§ **Task inputs**:

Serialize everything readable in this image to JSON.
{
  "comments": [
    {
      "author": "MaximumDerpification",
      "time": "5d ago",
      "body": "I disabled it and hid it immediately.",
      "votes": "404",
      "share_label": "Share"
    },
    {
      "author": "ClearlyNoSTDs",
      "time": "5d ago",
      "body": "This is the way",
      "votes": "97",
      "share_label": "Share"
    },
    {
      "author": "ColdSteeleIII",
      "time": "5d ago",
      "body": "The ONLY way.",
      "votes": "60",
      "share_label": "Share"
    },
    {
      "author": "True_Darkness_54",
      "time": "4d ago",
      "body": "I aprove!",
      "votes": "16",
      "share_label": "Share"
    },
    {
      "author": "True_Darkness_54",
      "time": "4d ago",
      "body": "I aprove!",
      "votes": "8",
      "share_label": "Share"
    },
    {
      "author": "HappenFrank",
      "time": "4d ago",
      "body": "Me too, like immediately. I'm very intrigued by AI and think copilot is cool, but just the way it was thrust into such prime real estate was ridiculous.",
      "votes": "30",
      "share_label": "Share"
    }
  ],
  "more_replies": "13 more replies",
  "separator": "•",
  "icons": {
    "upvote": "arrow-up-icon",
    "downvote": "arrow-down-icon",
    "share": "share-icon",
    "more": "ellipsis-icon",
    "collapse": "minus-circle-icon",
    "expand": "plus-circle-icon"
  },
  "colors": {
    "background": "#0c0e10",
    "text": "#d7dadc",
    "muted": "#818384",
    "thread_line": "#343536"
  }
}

§ **Instructions for the task**: Which lines hold the word "circle"? Copy all of them.

§ **Reply to the task**:
    "collapse": "minus-circle-icon",
    "expand": "plus-circle-icon"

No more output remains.